- Task goal: Transcribe the entries exactly; images are not part of the copy.
## START Data rows
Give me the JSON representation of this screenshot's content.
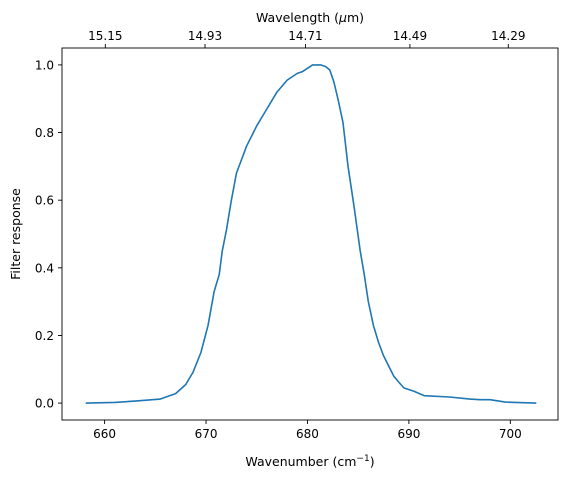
{
  "chart_data": {
    "type": "line",
    "title": "",
    "xlabel": "Wavenumber (cm",
    "xlabel_sup": "−1",
    "xlabel_end": ")",
    "ylabel": "Filter response",
    "top_xlabel": "Wavelength (",
    "top_xlabel_mu": "μ",
    "top_xlabel_end": "m)",
    "xlim": [
      655.8,
      704.7
    ],
    "ylim": [
      -0.05,
      1.05
    ],
    "xticks": [
      660,
      670,
      680,
      690,
      700
    ],
    "xtick_labels": [
      "660",
      "670",
      "680",
      "690",
      "700"
    ],
    "yticks": [
      0.0,
      0.2,
      0.4,
      0.6,
      0.8,
      1.0
    ],
    "ytick_labels": [
      "0.0",
      "0.2",
      "0.4",
      "0.6",
      "0.8",
      "1.0"
    ],
    "top_xticks": [
      660.07,
      669.9,
      679.8,
      690.1,
      699.8
    ],
    "top_xtick_labels": [
      "15.15",
      "14.93",
      "14.71",
      "14.49",
      "14.29"
    ],
    "grid": false,
    "line_color": "#1f77b4",
    "series": [
      {
        "x": [
          658.2,
          661.0,
          663.0,
          665.5,
          667.0,
          668.0,
          668.7,
          669.5,
          670.2,
          670.8,
          671.3,
          671.6,
          672.0,
          672.5,
          673.0,
          673.5,
          674.0,
          675.0,
          676.0,
          677.0,
          678.0,
          679.0,
          679.5,
          680.0,
          680.5,
          680.9,
          681.3,
          681.8,
          682.2,
          682.6,
          683.0,
          683.5,
          684.0,
          684.6,
          685.2,
          685.6,
          686.0,
          686.5,
          687.0,
          687.5,
          688.0,
          688.5,
          689.0,
          689.5,
          690.5,
          691.5,
          694.0,
          696.0,
          697.0,
          698.0,
          699.5,
          700.5,
          702.5
        ],
        "y": [
          0.0,
          0.002,
          0.006,
          0.012,
          0.028,
          0.055,
          0.09,
          0.15,
          0.23,
          0.33,
          0.38,
          0.45,
          0.51,
          0.6,
          0.68,
          0.72,
          0.76,
          0.82,
          0.87,
          0.92,
          0.955,
          0.975,
          0.98,
          0.99,
          1.0,
          1.0,
          1.0,
          0.995,
          0.985,
          0.95,
          0.9,
          0.83,
          0.7,
          0.58,
          0.45,
          0.38,
          0.3,
          0.23,
          0.18,
          0.14,
          0.11,
          0.08,
          0.062,
          0.045,
          0.035,
          0.022,
          0.018,
          0.012,
          0.01,
          0.01,
          0.003,
          0.002,
          0.0
        ]
      }
    ]
  }
}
## END Data rows
- In response:
Give me the JSON representation of this screenshot's content.
{
  "chart_data": {
    "type": "line",
    "title": "",
    "xlabel": "Wavenumber (cm",
    "xlabel_sup": "−1",
    "xlabel_end": ")",
    "ylabel": "Filter response",
    "top_xlabel": "Wavelength (",
    "top_xlabel_mu": "μ",
    "top_xlabel_end": "m)",
    "xlim": [
      655.8,
      704.7
    ],
    "ylim": [
      -0.05,
      1.05
    ],
    "xticks": [
      660,
      670,
      680,
      690,
      700
    ],
    "xtick_labels": [
      "660",
      "670",
      "680",
      "690",
      "700"
    ],
    "yticks": [
      0.0,
      0.2,
      0.4,
      0.6,
      0.8,
      1.0
    ],
    "ytick_labels": [
      "0.0",
      "0.2",
      "0.4",
      "0.6",
      "0.8",
      "1.0"
    ],
    "top_xticks": [
      660.07,
      669.9,
      679.8,
      690.1,
      699.8
    ],
    "top_xtick_labels": [
      "15.15",
      "14.93",
      "14.71",
      "14.49",
      "14.29"
    ],
    "grid": false,
    "line_color": "#1f77b4",
    "series": [
      {
        "x": [
          658.2,
          661.0,
          663.0,
          665.5,
          667.0,
          668.0,
          668.7,
          669.5,
          670.2,
          670.8,
          671.3,
          671.6,
          672.0,
          672.5,
          673.0,
          673.5,
          674.0,
          675.0,
          676.0,
          677.0,
          678.0,
          679.0,
          679.5,
          680.0,
          680.5,
          680.9,
          681.3,
          681.8,
          682.2,
          682.6,
          683.0,
          683.5,
          684.0,
          684.6,
          685.2,
          685.6,
          686.0,
          686.5,
          687.0,
          687.5,
          688.0,
          688.5,
          689.0,
          689.5,
          690.5,
          691.5,
          694.0,
          696.0,
          697.0,
          698.0,
          699.5,
          700.5,
          702.5
        ],
        "y": [
          0.0,
          0.002,
          0.006,
          0.012,
          0.028,
          0.055,
          0.09,
          0.15,
          0.23,
          0.33,
          0.38,
          0.45,
          0.51,
          0.6,
          0.68,
          0.72,
          0.76,
          0.82,
          0.87,
          0.92,
          0.955,
          0.975,
          0.98,
          0.99,
          1.0,
          1.0,
          1.0,
          0.995,
          0.985,
          0.95,
          0.9,
          0.83,
          0.7,
          0.58,
          0.45,
          0.38,
          0.3,
          0.23,
          0.18,
          0.14,
          0.11,
          0.08,
          0.062,
          0.045,
          0.035,
          0.022,
          0.018,
          0.012,
          0.01,
          0.01,
          0.003,
          0.002,
          0.0
        ]
      }
    ]
  }
}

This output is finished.